Dans un courrier adressé au président de la Fédération départementale des chasseurs Pascal Secula, le 27 septembre dernier, le préfet Pascal Mailhos souligne que la décision d’interdire l’agrainage sur une partie de la Côte-d’Or « s’est fondée sur le constat qu’aucune amélioration significative de la situation sanitaire au sein des élevages et de la faune sauvage n’était enregistrée. » Tout en affirmant être favorable à revoir sa position lorsque « les conditions d’une réduction significative et d’une maîtrise durable des populations de grand gibier seraient réunis. »
Il est vrai que le désarroi des agriculteurs dont on abat les animaux peut justifier la radicalisation de certaines mesures. Même si cette levée de l’agrainage aurait eu, selon les chasseurs, un effet des plus désastreux sur la situation sanitaire.

Exercice court 1: Relevez dans l'extrait tous les noms propres de personnes et de lieux.
Exercice court 2: Traduisez en anglais cette phrase de l'extrait : « Il est vrai que le désarroi des agriculteurs dont on abat les animaux peut justifier la radicalisation de certaines mesures. »
Exercice court 3:
Répondez à ces questions à l'aide de l'extrait :
(a) À qui le préfet a-t-il adressé son courrier ?
(b) À quelle date ce courrier a-t-il été envoyé ?
(c) Selon les chasseurs, quel effet la levée de l'agrainage aurait-elle eu sur la situation sanitaire ?

Lignes de données:
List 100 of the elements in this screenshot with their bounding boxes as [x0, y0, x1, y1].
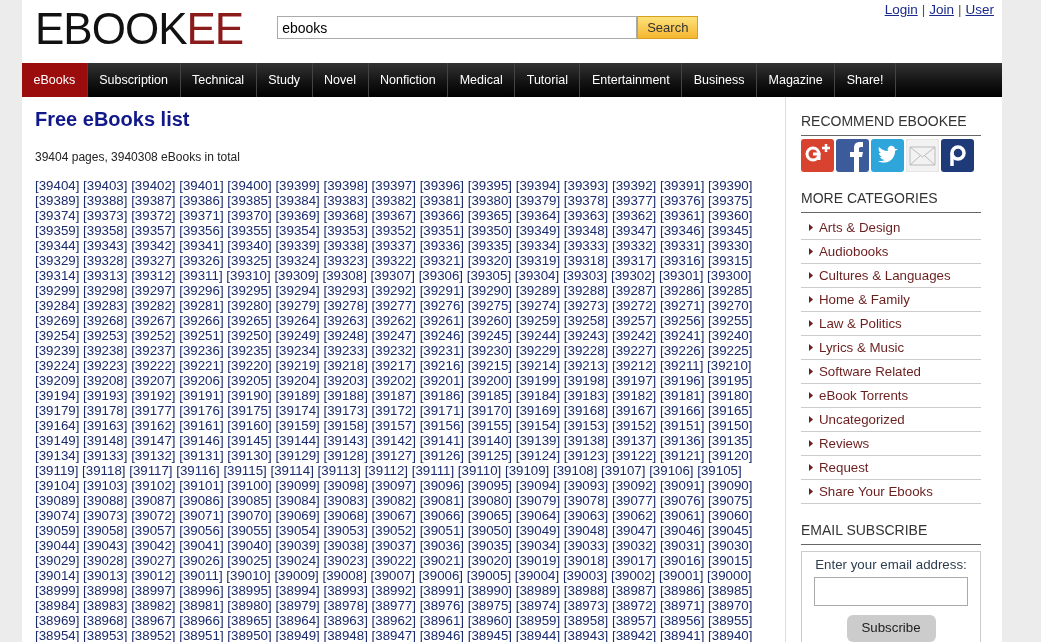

Solution 1: Pascal Secula, Pascal Mailhos, Côte-d'Or

Solution 2: It is true that the distress of farmers whose animals are being slaughtered may justify the hardening of certain measures.

Solution 3:
(a) Au président de la Fédération départementale des chasseurs, Pascal Secula.
(b) Le 27 septembre.
(c) Un effet des plus désastreux.